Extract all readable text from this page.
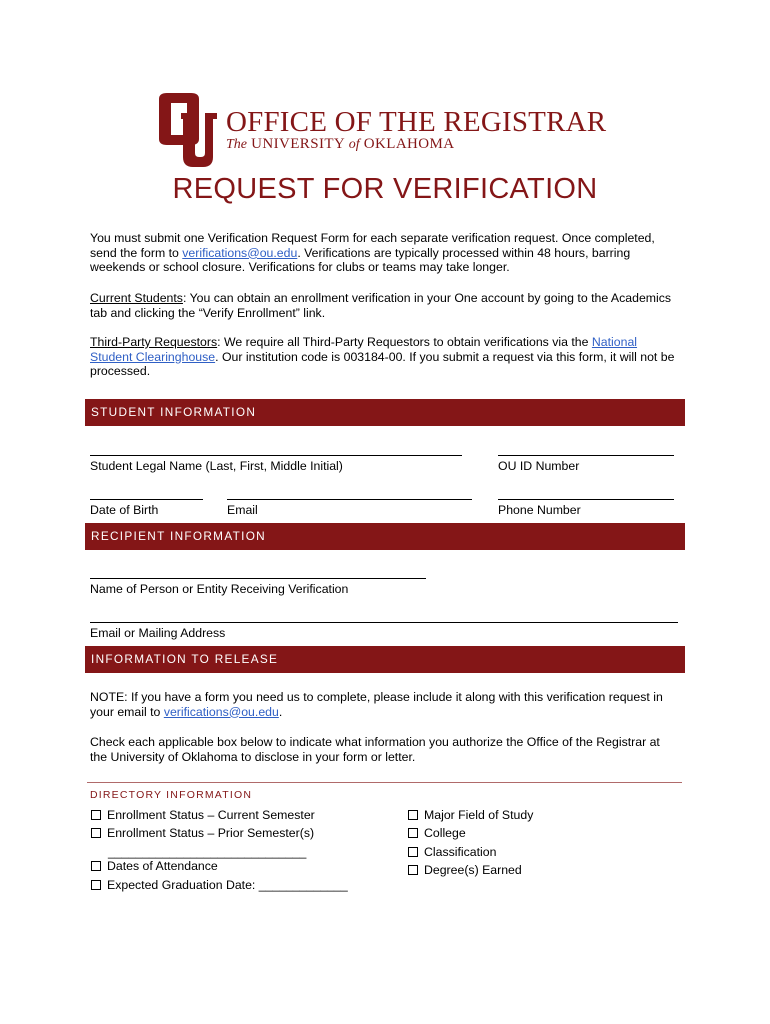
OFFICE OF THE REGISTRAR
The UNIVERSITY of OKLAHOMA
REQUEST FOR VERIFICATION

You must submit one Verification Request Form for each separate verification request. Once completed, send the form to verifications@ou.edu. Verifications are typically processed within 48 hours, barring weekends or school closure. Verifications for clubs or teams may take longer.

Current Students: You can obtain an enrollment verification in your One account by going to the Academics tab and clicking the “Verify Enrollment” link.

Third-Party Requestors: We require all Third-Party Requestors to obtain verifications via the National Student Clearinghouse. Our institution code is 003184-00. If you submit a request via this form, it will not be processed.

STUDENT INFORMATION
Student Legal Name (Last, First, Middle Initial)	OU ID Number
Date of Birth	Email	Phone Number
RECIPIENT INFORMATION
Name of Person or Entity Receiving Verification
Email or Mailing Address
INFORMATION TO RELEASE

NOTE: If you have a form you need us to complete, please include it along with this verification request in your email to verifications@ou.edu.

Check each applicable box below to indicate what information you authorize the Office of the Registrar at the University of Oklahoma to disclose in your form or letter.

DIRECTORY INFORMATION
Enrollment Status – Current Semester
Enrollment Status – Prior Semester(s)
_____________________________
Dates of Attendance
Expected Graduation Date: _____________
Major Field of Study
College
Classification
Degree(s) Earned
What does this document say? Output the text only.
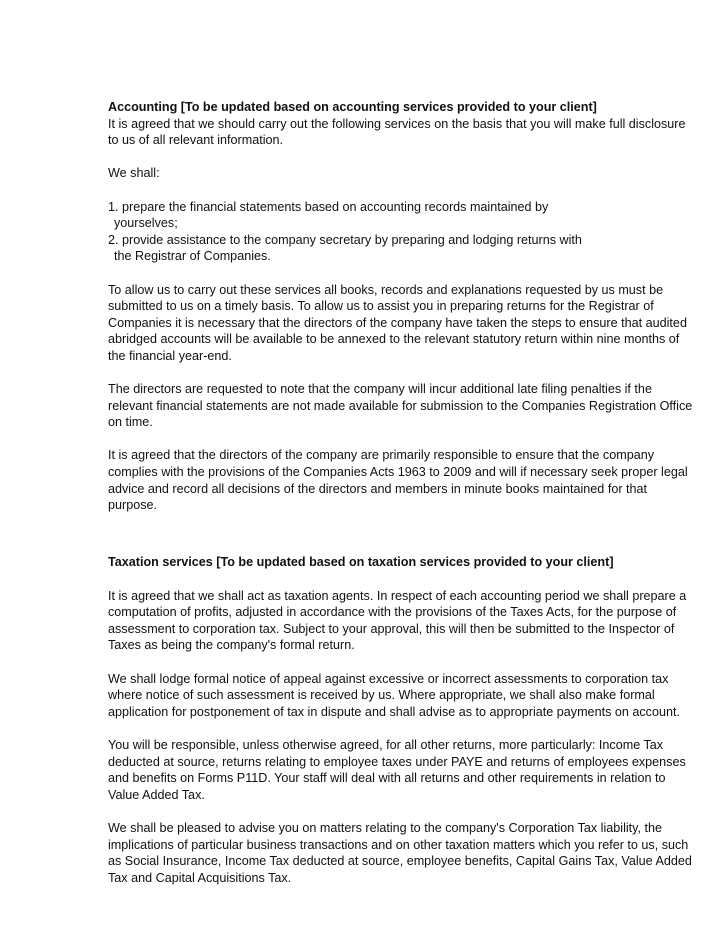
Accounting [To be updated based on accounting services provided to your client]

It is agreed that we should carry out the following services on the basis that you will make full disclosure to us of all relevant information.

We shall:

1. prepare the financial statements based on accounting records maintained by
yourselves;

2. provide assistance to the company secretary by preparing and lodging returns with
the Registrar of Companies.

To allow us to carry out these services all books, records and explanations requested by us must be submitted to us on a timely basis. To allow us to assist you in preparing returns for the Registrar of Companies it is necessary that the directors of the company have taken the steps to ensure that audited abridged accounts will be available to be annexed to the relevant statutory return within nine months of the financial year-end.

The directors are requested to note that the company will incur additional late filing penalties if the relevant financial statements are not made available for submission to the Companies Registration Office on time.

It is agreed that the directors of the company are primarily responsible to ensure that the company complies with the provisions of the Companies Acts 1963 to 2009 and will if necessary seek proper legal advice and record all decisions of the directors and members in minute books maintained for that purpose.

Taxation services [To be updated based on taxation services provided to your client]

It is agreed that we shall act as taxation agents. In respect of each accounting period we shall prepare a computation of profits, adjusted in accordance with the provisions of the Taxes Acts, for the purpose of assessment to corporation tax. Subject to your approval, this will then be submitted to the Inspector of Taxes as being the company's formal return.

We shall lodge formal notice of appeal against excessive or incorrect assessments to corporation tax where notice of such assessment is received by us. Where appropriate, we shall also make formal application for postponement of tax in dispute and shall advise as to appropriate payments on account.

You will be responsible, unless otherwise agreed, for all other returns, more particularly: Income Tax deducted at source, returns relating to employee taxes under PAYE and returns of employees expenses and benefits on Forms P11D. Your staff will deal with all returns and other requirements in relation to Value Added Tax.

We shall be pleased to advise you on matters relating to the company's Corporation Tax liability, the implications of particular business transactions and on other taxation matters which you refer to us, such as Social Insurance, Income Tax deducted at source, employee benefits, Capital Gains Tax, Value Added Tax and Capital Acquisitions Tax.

WRITTEN INSTRUCTION: Without including any pictures, output all the entries above exactly.

FINAL RESULT:
Extract all readable text from this page.
OFFICE OF THE REGISTRAR
The UNIVERSITY of OKLAHOMA
REQUEST FOR VERIFICATION

You must submit one Verification Request Form for each separate verification request. Once completed, send the form to verifications@ou.edu. Verifications are typically processed within 48 hours, barring weekends or school closure. Verifications for clubs or teams may take longer.

Current Students: You can obtain an enrollment verification in your One account by going to the Academics tab and clicking the “Verify Enrollment” link.

Third-Party Requestors: We require all Third-Party Requestors to obtain verifications via the National Student Clearinghouse. Our institution code is 003184-00. If you submit a request via this form, it will not be processed.

STUDENT INFORMATION
Student Legal Name (Last, First, Middle Initial)	OU ID Number
Date of Birth	Email	Phone Number
RECIPIENT INFORMATION
Name of Person or Entity Receiving Verification
Email or Mailing Address
INFORMATION TO RELEASE

NOTE: If you have a form you need us to complete, please include it along with this verification request in your email to verifications@ou.edu.

Check each applicable box below to indicate what information you authorize the Office of the Registrar at the University of Oklahoma to disclose in your form or letter.

DIRECTORY INFORMATION
Enrollment Status – Current Semester
Enrollment Status – Prior Semester(s)
_____________________________
Dates of Attendance
Expected Graduation Date: _____________
Major Field of Study
College
Classification
Degree(s) Earned
What does this document say? Output the text only.
Accounting [To be updated based on accounting services provided to your client]

It is agreed that we should carry out the following services on the basis that you will make full disclosure to us of all relevant information.

We shall:

1. prepare the financial statements based on accounting records maintained by
yourselves;

2. provide assistance to the company secretary by preparing and lodging returns with
the Registrar of Companies.

To allow us to carry out these services all books, records and explanations requested by us must be submitted to us on a timely basis. To allow us to assist you in preparing returns for the Registrar of Companies it is necessary that the directors of the company have taken the steps to ensure that audited abridged accounts will be available to be annexed to the relevant statutory return within nine months of the financial year-end.

The directors are requested to note that the company will incur additional late filing penalties if the relevant financial statements are not made available for submission to the Companies Registration Office on time.

It is agreed that the directors of the company are primarily responsible to ensure that the company complies with the provisions of the Companies Acts 1963 to 2009 and will if necessary seek proper legal advice and record all decisions of the directors and members in minute books maintained for that purpose.

Taxation services [To be updated based on taxation services provided to your client]

It is agreed that we shall act as taxation agents. In respect of each accounting period we shall prepare a computation of profits, adjusted in accordance with the provisions of the Taxes Acts, for the purpose of assessment to corporation tax. Subject to your approval, this will then be submitted to the Inspector of Taxes as being the company's formal return.

We shall lodge formal notice of appeal against excessive or incorrect assessments to corporation tax where notice of such assessment is received by us. Where appropriate, we shall also make formal application for postponement of tax in dispute and shall advise as to appropriate payments on account.

You will be responsible, unless otherwise agreed, for all other returns, more particularly: Income Tax deducted at source, returns relating to employee taxes under PAYE and returns of employees expenses and benefits on Forms P11D. Your staff will deal with all returns and other requirements in relation to Value Added Tax.

We shall be pleased to advise you on matters relating to the company's Corporation Tax liability, the implications of particular business transactions and on other taxation matters which you refer to us, such as Social Insurance, Income Tax deducted at source, employee benefits, Capital Gains Tax, Value Added Tax and Capital Acquisitions Tax.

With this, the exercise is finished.